> **What you need to do**
Which lines include the word "mowa"? Copy each of them.

> **Source material**
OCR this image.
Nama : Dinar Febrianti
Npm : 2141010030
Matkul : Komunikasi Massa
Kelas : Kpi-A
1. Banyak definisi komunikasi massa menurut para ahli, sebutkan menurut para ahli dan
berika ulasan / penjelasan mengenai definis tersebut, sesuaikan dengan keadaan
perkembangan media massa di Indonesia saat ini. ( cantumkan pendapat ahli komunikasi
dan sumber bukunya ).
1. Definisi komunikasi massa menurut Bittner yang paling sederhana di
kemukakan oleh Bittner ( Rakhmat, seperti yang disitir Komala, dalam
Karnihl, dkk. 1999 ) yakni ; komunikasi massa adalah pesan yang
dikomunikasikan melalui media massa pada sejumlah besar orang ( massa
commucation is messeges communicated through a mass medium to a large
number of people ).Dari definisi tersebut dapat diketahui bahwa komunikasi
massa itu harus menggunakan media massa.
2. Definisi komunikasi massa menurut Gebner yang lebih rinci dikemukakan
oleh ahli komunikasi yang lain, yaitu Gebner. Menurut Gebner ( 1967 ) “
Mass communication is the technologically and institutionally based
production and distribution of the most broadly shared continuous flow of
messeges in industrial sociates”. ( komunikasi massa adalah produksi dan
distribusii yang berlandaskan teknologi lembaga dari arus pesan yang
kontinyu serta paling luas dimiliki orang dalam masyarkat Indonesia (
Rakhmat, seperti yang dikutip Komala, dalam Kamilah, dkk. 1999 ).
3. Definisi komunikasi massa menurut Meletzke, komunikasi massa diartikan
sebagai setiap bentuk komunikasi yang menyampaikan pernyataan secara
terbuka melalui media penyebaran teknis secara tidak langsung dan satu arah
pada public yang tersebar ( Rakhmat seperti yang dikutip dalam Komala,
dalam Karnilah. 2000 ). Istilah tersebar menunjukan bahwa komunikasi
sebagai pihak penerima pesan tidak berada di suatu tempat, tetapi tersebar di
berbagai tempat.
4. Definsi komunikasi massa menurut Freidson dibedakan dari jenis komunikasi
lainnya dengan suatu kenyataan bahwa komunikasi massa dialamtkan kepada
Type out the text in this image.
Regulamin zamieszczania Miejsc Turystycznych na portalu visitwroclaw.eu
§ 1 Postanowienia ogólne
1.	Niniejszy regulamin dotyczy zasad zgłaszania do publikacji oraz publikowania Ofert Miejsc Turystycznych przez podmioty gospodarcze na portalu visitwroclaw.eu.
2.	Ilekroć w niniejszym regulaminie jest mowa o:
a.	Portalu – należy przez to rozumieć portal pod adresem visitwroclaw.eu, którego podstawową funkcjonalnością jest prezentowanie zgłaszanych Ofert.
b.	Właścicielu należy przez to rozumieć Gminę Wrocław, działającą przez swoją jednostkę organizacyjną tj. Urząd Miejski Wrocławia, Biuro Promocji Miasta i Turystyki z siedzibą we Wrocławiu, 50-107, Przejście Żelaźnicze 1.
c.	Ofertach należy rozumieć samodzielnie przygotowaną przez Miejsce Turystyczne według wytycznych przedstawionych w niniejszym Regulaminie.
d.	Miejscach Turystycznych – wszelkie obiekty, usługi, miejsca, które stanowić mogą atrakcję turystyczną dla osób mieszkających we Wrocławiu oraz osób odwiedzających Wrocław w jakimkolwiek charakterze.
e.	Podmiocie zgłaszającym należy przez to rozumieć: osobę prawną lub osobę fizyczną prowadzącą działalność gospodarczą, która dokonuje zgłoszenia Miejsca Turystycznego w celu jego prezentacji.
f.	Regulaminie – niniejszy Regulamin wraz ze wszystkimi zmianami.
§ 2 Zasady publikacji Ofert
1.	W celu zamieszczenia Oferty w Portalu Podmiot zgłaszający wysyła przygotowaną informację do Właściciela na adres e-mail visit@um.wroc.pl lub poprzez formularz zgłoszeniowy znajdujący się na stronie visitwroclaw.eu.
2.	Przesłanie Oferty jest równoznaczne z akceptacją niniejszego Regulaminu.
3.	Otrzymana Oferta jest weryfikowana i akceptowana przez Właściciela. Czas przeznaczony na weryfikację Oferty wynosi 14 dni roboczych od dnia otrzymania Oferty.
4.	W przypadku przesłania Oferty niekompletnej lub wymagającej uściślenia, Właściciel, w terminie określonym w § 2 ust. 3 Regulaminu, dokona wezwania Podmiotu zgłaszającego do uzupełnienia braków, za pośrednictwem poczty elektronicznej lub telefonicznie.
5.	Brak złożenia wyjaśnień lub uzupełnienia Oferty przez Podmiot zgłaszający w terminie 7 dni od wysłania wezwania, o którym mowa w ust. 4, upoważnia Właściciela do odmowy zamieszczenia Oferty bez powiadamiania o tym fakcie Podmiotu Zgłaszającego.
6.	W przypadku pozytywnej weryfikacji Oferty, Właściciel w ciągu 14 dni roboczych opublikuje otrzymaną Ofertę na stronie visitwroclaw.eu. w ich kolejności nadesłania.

> **Output of the exercise**
2.	Ilekroć w niniejszym regulaminie jest mowa o:
5.	Brak złożenia wyjaśnień lub uzupełnienia Oferty przez Podmiot zgłaszający w terminie 7 dni od wysłania wezwania, o którym mowa w ust. 4, upoważnia Właściciela do odmowy zamieszczenia Oferty bez powiadamiania o tym fakcie Podmiotu Zgłaszającego.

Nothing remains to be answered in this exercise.